### Given exercise
Output only the lines that run from the line holding "Output the text content of this document." to the end of the entries, both ends included, and skip the pictures.
Begin Data section
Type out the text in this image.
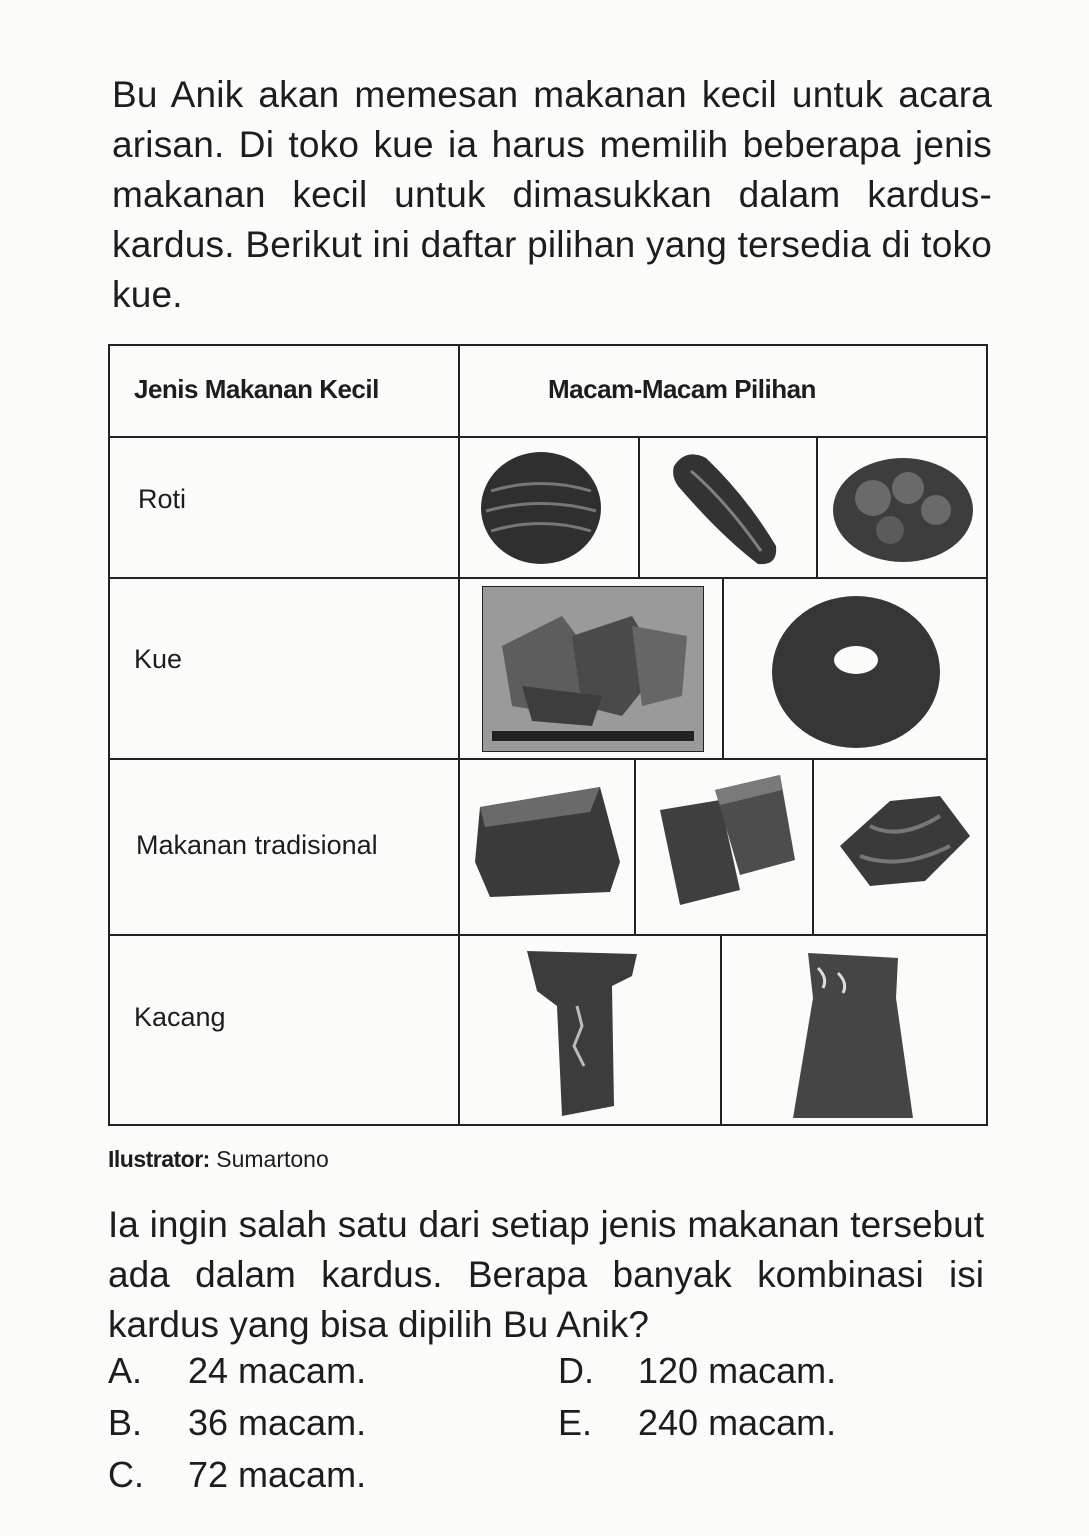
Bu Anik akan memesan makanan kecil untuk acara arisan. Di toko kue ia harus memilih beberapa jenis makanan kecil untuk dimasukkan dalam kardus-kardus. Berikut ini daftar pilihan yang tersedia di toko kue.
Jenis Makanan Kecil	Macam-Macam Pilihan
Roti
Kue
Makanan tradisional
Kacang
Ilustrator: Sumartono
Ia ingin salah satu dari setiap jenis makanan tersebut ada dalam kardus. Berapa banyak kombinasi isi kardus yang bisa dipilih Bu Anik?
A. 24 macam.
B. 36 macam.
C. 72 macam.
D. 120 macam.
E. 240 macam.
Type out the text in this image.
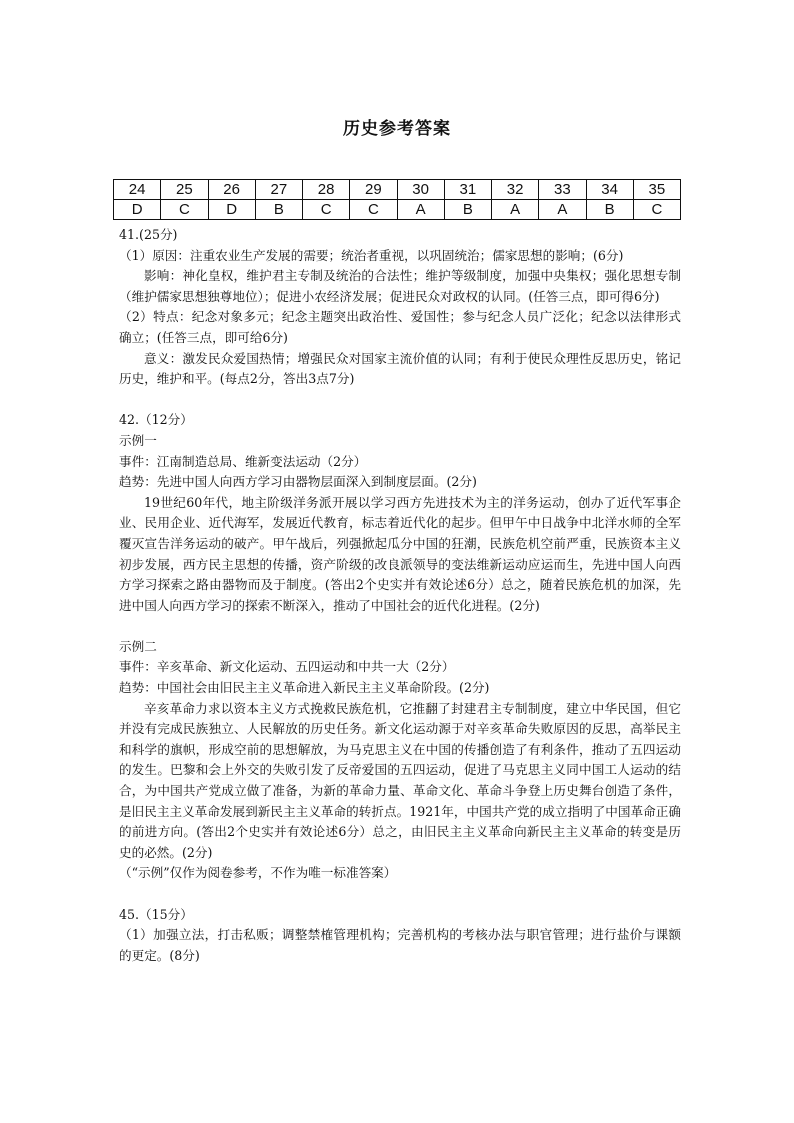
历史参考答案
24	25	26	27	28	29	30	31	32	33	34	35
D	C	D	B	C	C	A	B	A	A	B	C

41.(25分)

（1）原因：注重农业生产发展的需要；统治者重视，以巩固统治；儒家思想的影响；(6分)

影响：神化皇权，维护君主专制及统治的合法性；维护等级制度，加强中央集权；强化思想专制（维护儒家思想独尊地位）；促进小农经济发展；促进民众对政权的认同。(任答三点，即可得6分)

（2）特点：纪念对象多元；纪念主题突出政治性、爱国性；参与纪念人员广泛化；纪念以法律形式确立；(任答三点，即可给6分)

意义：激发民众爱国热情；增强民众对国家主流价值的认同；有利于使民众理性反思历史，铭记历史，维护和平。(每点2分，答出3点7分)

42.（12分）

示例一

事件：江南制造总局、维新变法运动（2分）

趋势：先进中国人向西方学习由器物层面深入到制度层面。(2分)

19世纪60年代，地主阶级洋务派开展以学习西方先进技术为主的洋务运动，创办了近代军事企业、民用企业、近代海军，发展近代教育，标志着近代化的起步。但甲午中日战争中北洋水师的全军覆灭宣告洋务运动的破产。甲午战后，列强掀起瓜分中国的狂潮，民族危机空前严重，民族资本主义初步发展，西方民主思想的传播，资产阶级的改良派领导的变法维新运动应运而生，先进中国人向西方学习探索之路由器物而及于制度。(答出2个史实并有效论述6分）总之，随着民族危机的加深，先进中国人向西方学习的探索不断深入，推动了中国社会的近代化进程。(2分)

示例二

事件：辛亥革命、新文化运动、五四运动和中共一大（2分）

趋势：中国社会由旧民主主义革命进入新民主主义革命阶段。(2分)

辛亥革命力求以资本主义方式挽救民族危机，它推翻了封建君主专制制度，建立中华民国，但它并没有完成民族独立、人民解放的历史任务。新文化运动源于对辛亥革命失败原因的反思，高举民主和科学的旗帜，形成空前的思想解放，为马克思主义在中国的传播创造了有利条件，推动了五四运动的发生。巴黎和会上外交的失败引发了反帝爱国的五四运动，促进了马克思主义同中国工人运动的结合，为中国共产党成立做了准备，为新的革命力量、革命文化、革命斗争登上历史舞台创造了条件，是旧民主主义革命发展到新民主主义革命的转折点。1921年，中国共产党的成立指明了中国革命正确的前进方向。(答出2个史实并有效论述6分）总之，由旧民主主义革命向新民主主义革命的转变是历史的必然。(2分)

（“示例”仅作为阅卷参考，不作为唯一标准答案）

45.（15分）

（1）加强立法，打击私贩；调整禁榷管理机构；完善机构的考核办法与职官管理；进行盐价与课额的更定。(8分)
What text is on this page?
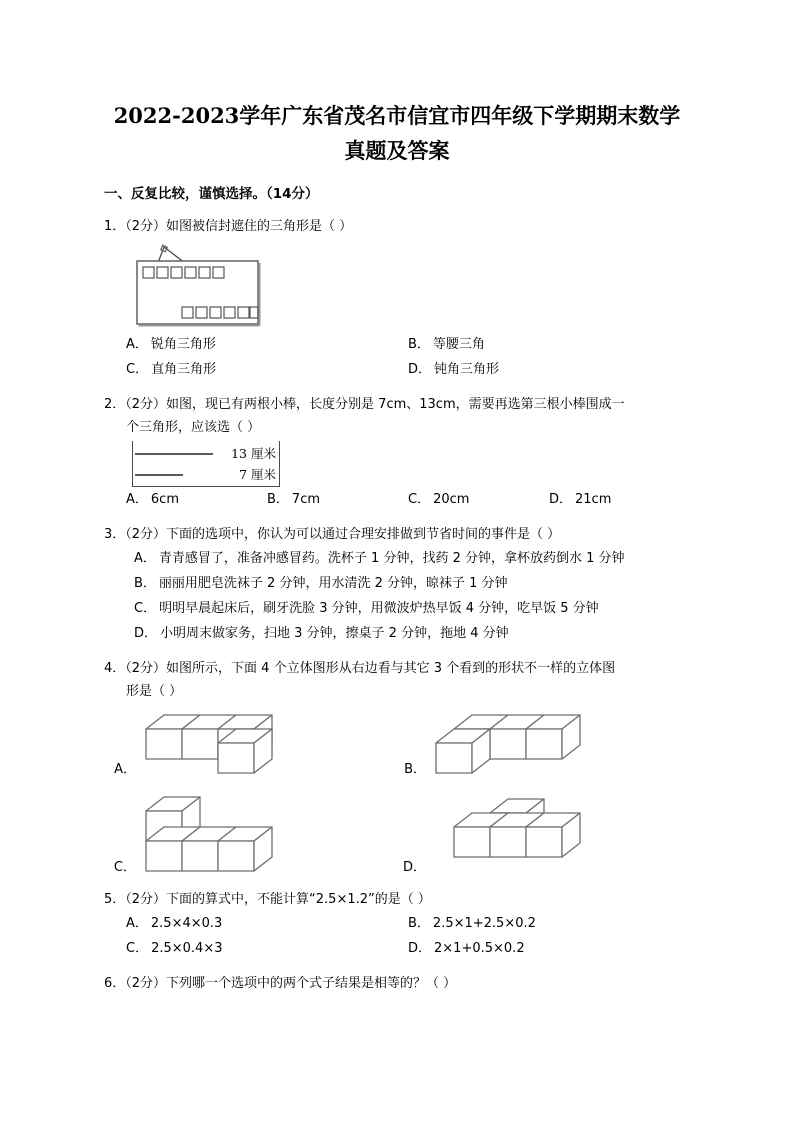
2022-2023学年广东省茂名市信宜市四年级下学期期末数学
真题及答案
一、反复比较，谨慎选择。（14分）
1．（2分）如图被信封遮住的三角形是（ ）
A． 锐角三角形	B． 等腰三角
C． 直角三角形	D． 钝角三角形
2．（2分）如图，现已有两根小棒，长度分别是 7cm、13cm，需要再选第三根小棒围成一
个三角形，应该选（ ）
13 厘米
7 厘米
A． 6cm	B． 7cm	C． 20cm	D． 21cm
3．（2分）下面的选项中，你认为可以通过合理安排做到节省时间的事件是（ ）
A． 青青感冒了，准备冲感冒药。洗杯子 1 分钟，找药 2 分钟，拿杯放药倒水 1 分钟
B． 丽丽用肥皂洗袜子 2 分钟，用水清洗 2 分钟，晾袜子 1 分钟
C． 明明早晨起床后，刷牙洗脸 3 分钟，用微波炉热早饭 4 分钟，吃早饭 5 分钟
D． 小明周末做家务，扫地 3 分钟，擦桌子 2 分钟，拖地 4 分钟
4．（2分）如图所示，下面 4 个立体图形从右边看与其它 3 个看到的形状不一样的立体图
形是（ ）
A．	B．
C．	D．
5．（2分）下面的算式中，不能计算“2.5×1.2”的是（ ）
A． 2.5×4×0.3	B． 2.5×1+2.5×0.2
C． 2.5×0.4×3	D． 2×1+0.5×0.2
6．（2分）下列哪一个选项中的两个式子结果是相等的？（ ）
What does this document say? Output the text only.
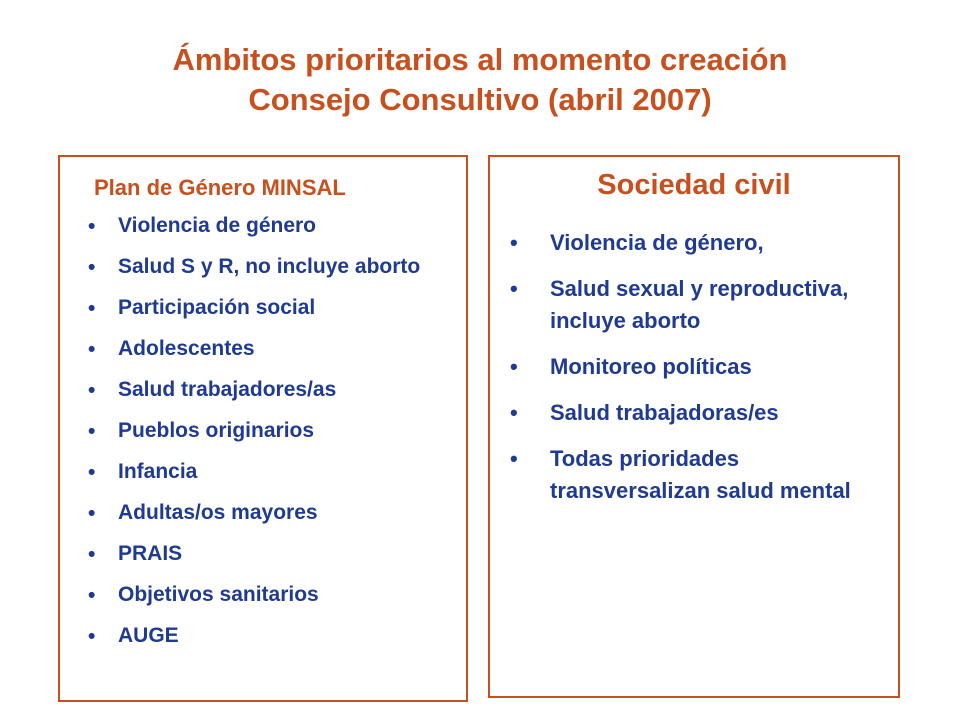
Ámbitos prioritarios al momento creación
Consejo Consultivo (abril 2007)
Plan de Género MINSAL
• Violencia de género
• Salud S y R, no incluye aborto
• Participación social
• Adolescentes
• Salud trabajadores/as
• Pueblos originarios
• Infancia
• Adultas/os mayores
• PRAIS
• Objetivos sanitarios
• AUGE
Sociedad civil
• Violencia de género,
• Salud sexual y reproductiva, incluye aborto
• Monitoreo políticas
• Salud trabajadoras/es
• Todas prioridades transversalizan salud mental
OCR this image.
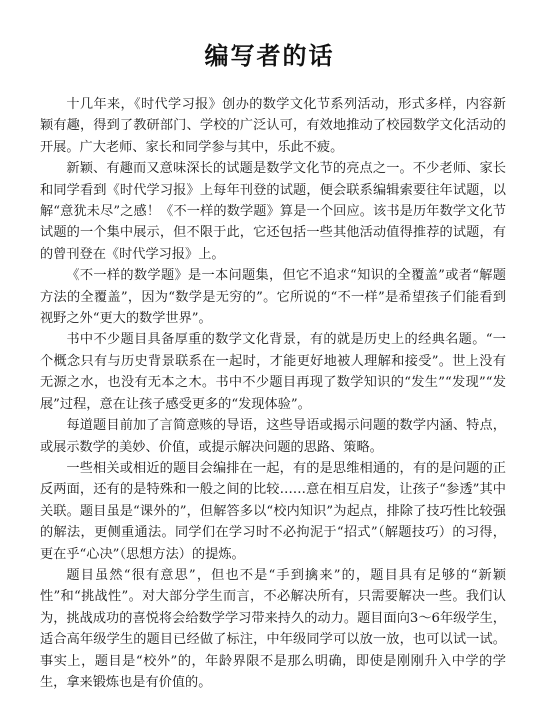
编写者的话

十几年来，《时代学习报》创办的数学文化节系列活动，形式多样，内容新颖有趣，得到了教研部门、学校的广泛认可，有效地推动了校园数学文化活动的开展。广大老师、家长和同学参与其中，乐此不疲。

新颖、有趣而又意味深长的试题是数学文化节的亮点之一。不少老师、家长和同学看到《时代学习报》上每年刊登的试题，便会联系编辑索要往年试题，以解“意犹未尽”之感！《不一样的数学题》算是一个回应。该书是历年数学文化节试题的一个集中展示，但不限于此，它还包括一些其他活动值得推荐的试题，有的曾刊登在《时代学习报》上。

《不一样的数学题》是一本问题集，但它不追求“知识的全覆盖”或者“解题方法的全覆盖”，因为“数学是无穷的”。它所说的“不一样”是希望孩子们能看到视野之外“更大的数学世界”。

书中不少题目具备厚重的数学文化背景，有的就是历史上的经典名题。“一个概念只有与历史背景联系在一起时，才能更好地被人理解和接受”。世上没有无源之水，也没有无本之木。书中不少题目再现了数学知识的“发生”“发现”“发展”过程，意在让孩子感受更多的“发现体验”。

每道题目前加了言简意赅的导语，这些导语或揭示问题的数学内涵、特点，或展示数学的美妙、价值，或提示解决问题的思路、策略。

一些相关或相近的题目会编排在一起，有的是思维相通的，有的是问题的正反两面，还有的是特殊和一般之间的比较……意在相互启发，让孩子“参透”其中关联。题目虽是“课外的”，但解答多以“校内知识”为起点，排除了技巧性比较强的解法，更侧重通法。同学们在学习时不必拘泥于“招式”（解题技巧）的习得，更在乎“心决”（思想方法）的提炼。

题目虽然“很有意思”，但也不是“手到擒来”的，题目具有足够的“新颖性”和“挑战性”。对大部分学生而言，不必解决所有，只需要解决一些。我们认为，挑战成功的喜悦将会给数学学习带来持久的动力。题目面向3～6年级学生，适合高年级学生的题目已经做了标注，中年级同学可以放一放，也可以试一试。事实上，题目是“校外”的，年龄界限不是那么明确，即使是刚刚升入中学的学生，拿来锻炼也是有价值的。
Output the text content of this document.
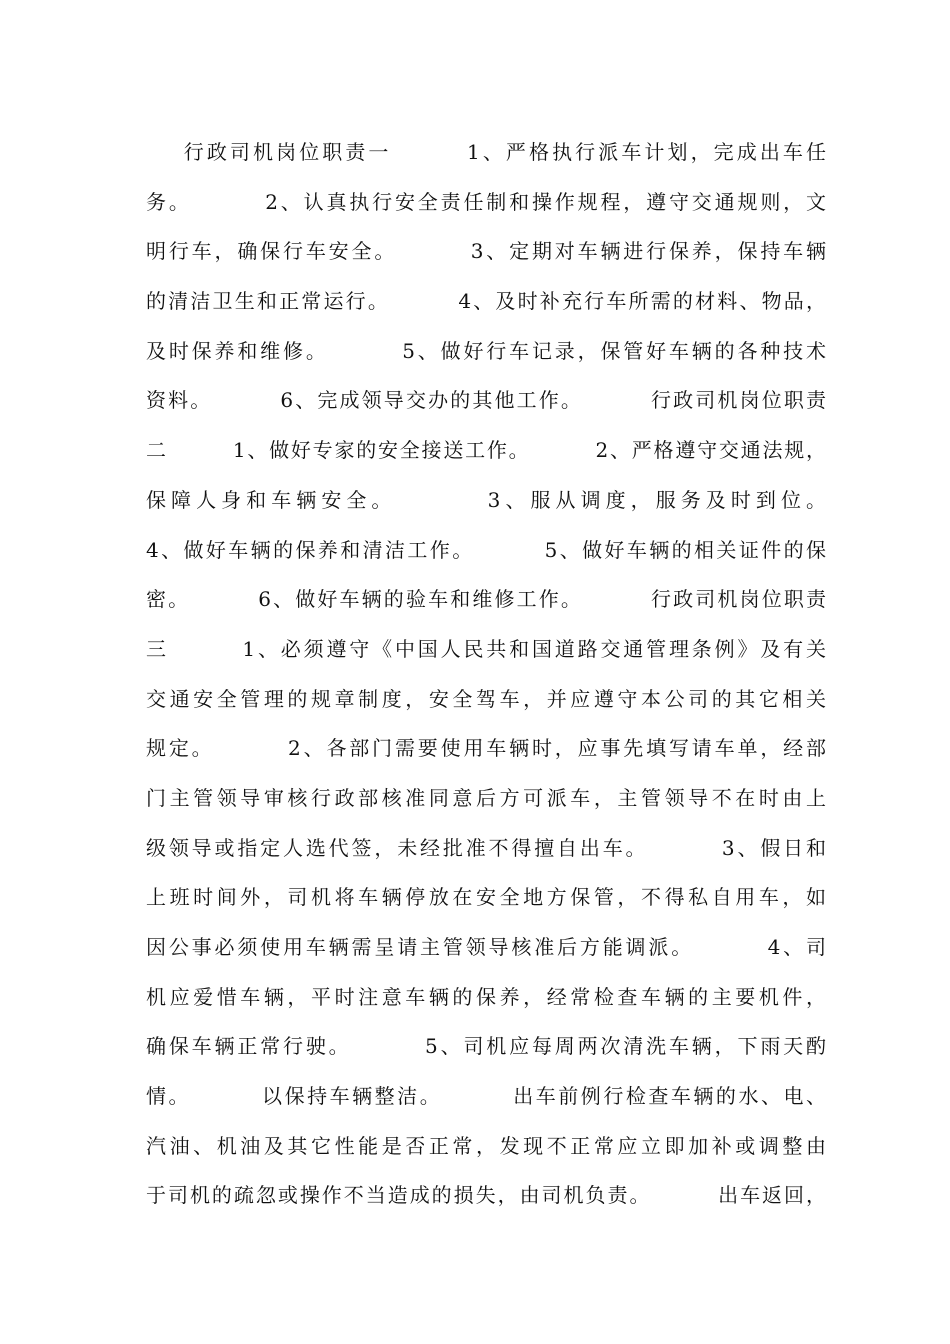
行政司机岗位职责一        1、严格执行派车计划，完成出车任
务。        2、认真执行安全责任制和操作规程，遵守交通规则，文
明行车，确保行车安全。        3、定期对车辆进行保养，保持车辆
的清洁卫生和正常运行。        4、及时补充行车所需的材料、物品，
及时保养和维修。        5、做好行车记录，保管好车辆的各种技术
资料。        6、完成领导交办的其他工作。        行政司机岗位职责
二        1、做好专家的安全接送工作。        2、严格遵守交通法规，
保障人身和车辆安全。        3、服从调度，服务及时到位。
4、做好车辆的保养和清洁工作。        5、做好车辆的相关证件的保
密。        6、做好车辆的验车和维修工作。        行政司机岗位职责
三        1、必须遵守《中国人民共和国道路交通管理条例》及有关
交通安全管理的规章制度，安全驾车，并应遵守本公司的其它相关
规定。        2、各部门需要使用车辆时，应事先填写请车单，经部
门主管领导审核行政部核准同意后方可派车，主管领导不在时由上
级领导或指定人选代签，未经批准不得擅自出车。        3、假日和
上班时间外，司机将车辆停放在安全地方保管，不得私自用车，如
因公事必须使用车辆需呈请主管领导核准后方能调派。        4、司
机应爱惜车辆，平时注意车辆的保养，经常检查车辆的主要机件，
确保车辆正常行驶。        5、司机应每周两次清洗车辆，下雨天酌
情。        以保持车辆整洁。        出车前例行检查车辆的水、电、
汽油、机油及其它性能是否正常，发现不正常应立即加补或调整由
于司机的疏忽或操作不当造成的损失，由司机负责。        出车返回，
End Data section
### Output of the exercise
Output the text content of this document.
行政司机岗位职责一        1、严格执行派车计划，完成出车任
务。        2、认真执行安全责任制和操作规程，遵守交通规则，文
明行车，确保行车安全。        3、定期对车辆进行保养，保持车辆
的清洁卫生和正常运行。        4、及时补充行车所需的材料、物品，
及时保养和维修。        5、做好行车记录，保管好车辆的各种技术
资料。        6、完成领导交办的其他工作。        行政司机岗位职责
二        1、做好专家的安全接送工作。        2、严格遵守交通法规，
保障人身和车辆安全。        3、服从调度，服务及时到位。
4、做好车辆的保养和清洁工作。        5、做好车辆的相关证件的保
密。        6、做好车辆的验车和维修工作。        行政司机岗位职责
三        1、必须遵守《中国人民共和国道路交通管理条例》及有关
交通安全管理的规章制度，安全驾车，并应遵守本公司的其它相关
规定。        2、各部门需要使用车辆时，应事先填写请车单，经部
门主管领导审核行政部核准同意后方可派车，主管领导不在时由上
级领导或指定人选代签，未经批准不得擅自出车。        3、假日和
上班时间外，司机将车辆停放在安全地方保管，不得私自用车，如
因公事必须使用车辆需呈请主管领导核准后方能调派。        4、司
机应爱惜车辆，平时注意车辆的保养，经常检查车辆的主要机件，
确保车辆正常行驶。        5、司机应每周两次清洗车辆，下雨天酌
情。        以保持车辆整洁。        出车前例行检查车辆的水、电、
汽油、机油及其它性能是否正常，发现不正常应立即加补或调整由
于司机的疏忽或操作不当造成的损失，由司机负责。        出车返回，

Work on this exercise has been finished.